### [TASK MATERIAL]
────────

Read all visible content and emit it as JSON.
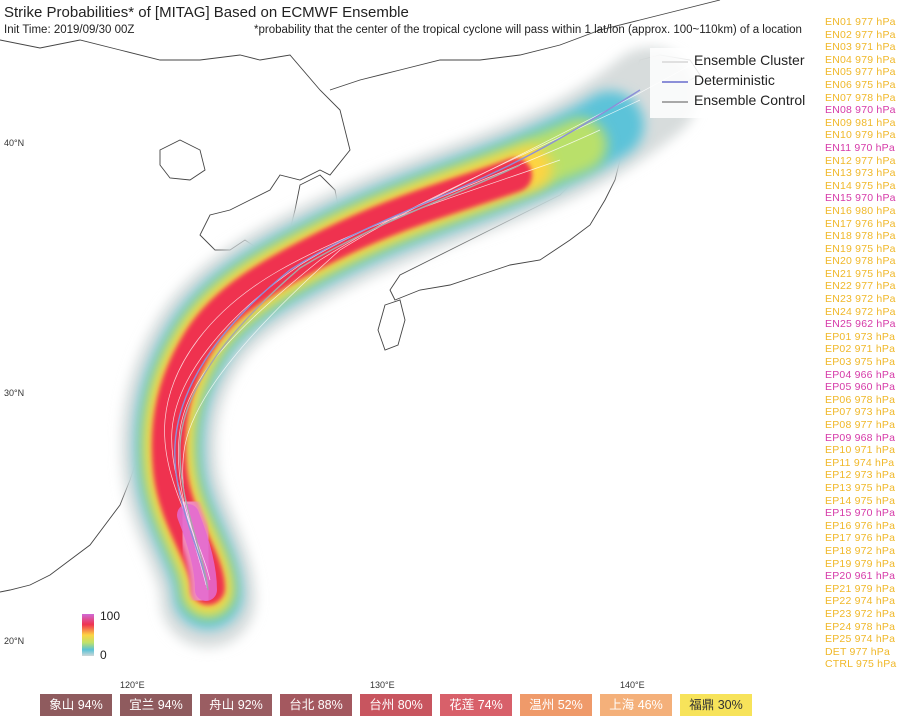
{
  "header": {
    "title": "Strike Probabilities* of [MITAG] Based on ECMWF Ensemble",
    "init_time": "Init Time: 2019/09/30 00Z",
    "footnote": "*probability that the center of the tropical cyclone will pass within 1 lat/lon (approx. 100~110km) of a location"
  },
  "legend": {
    "items": [
      {
        "label": "Ensemble Cluster",
        "color": "#e0e0e0"
      },
      {
        "label": "Deterministic",
        "color": "#8c8fd8"
      },
      {
        "label": "Ensemble Control",
        "color": "#a8a8a8"
      }
    ]
  },
  "members": [
    {
      "text": "EN01 977 hPa",
      "highlight": false
    },
    {
      "text": "EN02 977 hPa",
      "highlight": false
    },
    {
      "text": "EN03 971 hPa",
      "highlight": false
    },
    {
      "text": "EN04 979 hPa",
      "highlight": false
    },
    {
      "text": "EN05 977 hPa",
      "highlight": false
    },
    {
      "text": "EN06 975 hPa",
      "highlight": false
    },
    {
      "text": "EN07 978 hPa",
      "highlight": false
    },
    {
      "text": "EN08 970 hPa",
      "highlight": true
    },
    {
      "text": "EN09 981 hPa",
      "highlight": false
    },
    {
      "text": "EN10 979 hPa",
      "highlight": false
    },
    {
      "text": "EN11 970 hPa",
      "highlight": true
    },
    {
      "text": "EN12 977 hPa",
      "highlight": false
    },
    {
      "text": "EN13 973 hPa",
      "highlight": false
    },
    {
      "text": "EN14 975 hPa",
      "highlight": false
    },
    {
      "text": "EN15 970 hPa",
      "highlight": true
    },
    {
      "text": "EN16 980 hPa",
      "highlight": false
    },
    {
      "text": "EN17 976 hPa",
      "highlight": false
    },
    {
      "text": "EN18 978 hPa",
      "highlight": false
    },
    {
      "text": "EN19 975 hPa",
      "highlight": false
    },
    {
      "text": "EN20 978 hPa",
      "highlight": false
    },
    {
      "text": "EN21 975 hPa",
      "highlight": false
    },
    {
      "text": "EN22 977 hPa",
      "highlight": false
    },
    {
      "text": "EN23 972 hPa",
      "highlight": false
    },
    {
      "text": "EN24 972 hPa",
      "highlight": false
    },
    {
      "text": "EN25 962 hPa",
      "highlight": true
    },
    {
      "text": "EP01 973 hPa",
      "highlight": false
    },
    {
      "text": "EP02 971 hPa",
      "highlight": false
    },
    {
      "text": "EP03 975 hPa",
      "highlight": false
    },
    {
      "text": "EP04 966 hPa",
      "highlight": true
    },
    {
      "text": "EP05 960 hPa",
      "highlight": true
    },
    {
      "text": "EP06 978 hPa",
      "highlight": false
    },
    {
      "text": "EP07 973 hPa",
      "highlight": false
    },
    {
      "text": "EP08 977 hPa",
      "highlight": false
    },
    {
      "text": "EP09 968 hPa",
      "highlight": true
    },
    {
      "text": "EP10 971 hPa",
      "highlight": false
    },
    {
      "text": "EP11 974 hPa",
      "highlight": false
    },
    {
      "text": "EP12 973 hPa",
      "highlight": false
    },
    {
      "text": "EP13 975 hPa",
      "highlight": false
    },
    {
      "text": "EP14 975 hPa",
      "highlight": false
    },
    {
      "text": "EP15 970 hPa",
      "highlight": true
    },
    {
      "text": "EP16 976 hPa",
      "highlight": false
    },
    {
      "text": "EP17 976 hPa",
      "highlight": false
    },
    {
      "text": "EP18 972 hPa",
      "highlight": false
    },
    {
      "text": "EP19 979 hPa",
      "highlight": false
    },
    {
      "text": "EP20 961 hPa",
      "highlight": true
    },
    {
      "text": "EP21 979 hPa",
      "highlight": false
    },
    {
      "text": "EP22 974 hPa",
      "highlight": false
    },
    {
      "text": "EP23 972 hPa",
      "highlight": false
    },
    {
      "text": "EP24 978 hPa",
      "highlight": false
    },
    {
      "text": "EP25 974 hPa",
      "highlight": false
    },
    {
      "text": "DET 977 hPa",
      "highlight": false
    },
    {
      "text": "CTRL 975 hPa",
      "highlight": false
    }
  ],
  "colors": {
    "member_normal": "#f0b829",
    "member_highlight": "#d63aa8"
  },
  "axes": {
    "lat_labels": [
      "40°N",
      "30°N",
      "20°N"
    ],
    "lon_labels": [
      "120°E",
      "130°E",
      "140°E"
    ]
  },
  "scale": {
    "max_label": "100",
    "min_label": "0"
  },
  "cities": [
    {
      "label": "象山 94%",
      "color": "#8f5b5e"
    },
    {
      "label": "宜兰 94%",
      "color": "#8f5b5e"
    },
    {
      "label": "舟山 92%",
      "color": "#9a5d62"
    },
    {
      "label": "台北 88%",
      "color": "#a4585f"
    },
    {
      "label": "台州 80%",
      "color": "#c8555f"
    },
    {
      "label": "花莲 74%",
      "color": "#d8606a"
    },
    {
      "label": "温州 52%",
      "color": "#ef9a6a"
    },
    {
      "label": "上海 46%",
      "color": "#f4b07a"
    },
    {
      "label": "福鼎 30%",
      "color": "#f7e35a"
    }
  ]
}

────────

Exclude all images and restate the records above word for word.

Read all visible content and emit it as JSON.
{
  "header": {
    "title": "Strike Probabilities* of [MITAG] Based on ECMWF Ensemble",
    "init_time": "Init Time: 2019/09/30 00Z",
    "footnote": "*probability that the center of the tropical cyclone will pass within 1 lat/lon (approx. 100~110km) of a location"
  },
  "legend": {
    "items": [
      {
        "label": "Ensemble Cluster",
        "color": "#e0e0e0"
      },
      {
        "label": "Deterministic",
        "color": "#8c8fd8"
      },
      {
        "label": "Ensemble Control",
        "color": "#a8a8a8"
      }
    ]
  },
  "members": [
    {
      "text": "EN01 977 hPa",
      "highlight": false
    },
    {
      "text": "EN02 977 hPa",
      "highlight": false
    },
    {
      "text": "EN03 971 hPa",
      "highlight": false
    },
    {
      "text": "EN04 979 hPa",
      "highlight": false
    },
    {
      "text": "EN05 977 hPa",
      "highlight": false
    },
    {
      "text": "EN06 975 hPa",
      "highlight": false
    },
    {
      "text": "EN07 978 hPa",
      "highlight": false
    },
    {
      "text": "EN08 970 hPa",
      "highlight": true
    },
    {
      "text": "EN09 981 hPa",
      "highlight": false
    },
    {
      "text": "EN10 979 hPa",
      "highlight": false
    },
    {
      "text": "EN11 970 hPa",
      "highlight": true
    },
    {
      "text": "EN12 977 hPa",
      "highlight": false
    },
    {
      "text": "EN13 973 hPa",
      "highlight": false
    },
    {
      "text": "EN14 975 hPa",
      "highlight": false
    },
    {
      "text": "EN15 970 hPa",
      "highlight": true
    },
    {
      "text": "EN16 980 hPa",
      "highlight": false
    },
    {
      "text": "EN17 976 hPa",
      "highlight": false
    },
    {
      "text": "EN18 978 hPa",
      "highlight": false
    },
    {
      "text": "EN19 975 hPa",
      "highlight": false
    },
    {
      "text": "EN20 978 hPa",
      "highlight": false
    },
    {
      "text": "EN21 975 hPa",
      "highlight": false
    },
    {
      "text": "EN22 977 hPa",
      "highlight": false
    },
    {
      "text": "EN23 972 hPa",
      "highlight": false
    },
    {
      "text": "EN24 972 hPa",
      "highlight": false
    },
    {
      "text": "EN25 962 hPa",
      "highlight": true
    },
    {
      "text": "EP01 973 hPa",
      "highlight": false
    },
    {
      "text": "EP02 971 hPa",
      "highlight": false
    },
    {
      "text": "EP03 975 hPa",
      "highlight": false
    },
    {
      "text": "EP04 966 hPa",
      "highlight": true
    },
    {
      "text": "EP05 960 hPa",
      "highlight": true
    },
    {
      "text": "EP06 978 hPa",
      "highlight": false
    },
    {
      "text": "EP07 973 hPa",
      "highlight": false
    },
    {
      "text": "EP08 977 hPa",
      "highlight": false
    },
    {
      "text": "EP09 968 hPa",
      "highlight": true
    },
    {
      "text": "EP10 971 hPa",
      "highlight": false
    },
    {
      "text": "EP11 974 hPa",
      "highlight": false
    },
    {
      "text": "EP12 973 hPa",
      "highlight": false
    },
    {
      "text": "EP13 975 hPa",
      "highlight": false
    },
    {
      "text": "EP14 975 hPa",
      "highlight": false
    },
    {
      "text": "EP15 970 hPa",
      "highlight": true
    },
    {
      "text": "EP16 976 hPa",
      "highlight": false
    },
    {
      "text": "EP17 976 hPa",
      "highlight": false
    },
    {
      "text": "EP18 972 hPa",
      "highlight": false
    },
    {
      "text": "EP19 979 hPa",
      "highlight": false
    },
    {
      "text": "EP20 961 hPa",
      "highlight": true
    },
    {
      "text": "EP21 979 hPa",
      "highlight": false
    },
    {
      "text": "EP22 974 hPa",
      "highlight": false
    },
    {
      "text": "EP23 972 hPa",
      "highlight": false
    },
    {
      "text": "EP24 978 hPa",
      "highlight": false
    },
    {
      "text": "EP25 974 hPa",
      "highlight": false
    },
    {
      "text": "DET 977 hPa",
      "highlight": false
    },
    {
      "text": "CTRL 975 hPa",
      "highlight": false
    }
  ],
  "colors": {
    "member_normal": "#f0b829",
    "member_highlight": "#d63aa8"
  },
  "axes": {
    "lat_labels": [
      "40°N",
      "30°N",
      "20°N"
    ],
    "lon_labels": [
      "120°E",
      "130°E",
      "140°E"
    ]
  },
  "scale": {
    "max_label": "100",
    "min_label": "0"
  },
  "cities": [
    {
      "label": "象山 94%",
      "color": "#8f5b5e"
    },
    {
      "label": "宜兰 94%",
      "color": "#8f5b5e"
    },
    {
      "label": "舟山 92%",
      "color": "#9a5d62"
    },
    {
      "label": "台北 88%",
      "color": "#a4585f"
    },
    {
      "label": "台州 80%",
      "color": "#c8555f"
    },
    {
      "label": "花莲 74%",
      "color": "#d8606a"
    },
    {
      "label": "温州 52%",
      "color": "#ef9a6a"
    },
    {
      "label": "上海 46%",
      "color": "#f4b07a"
    },
    {
      "label": "福鼎 30%",
      "color": "#f7e35a"
    }
  ]
}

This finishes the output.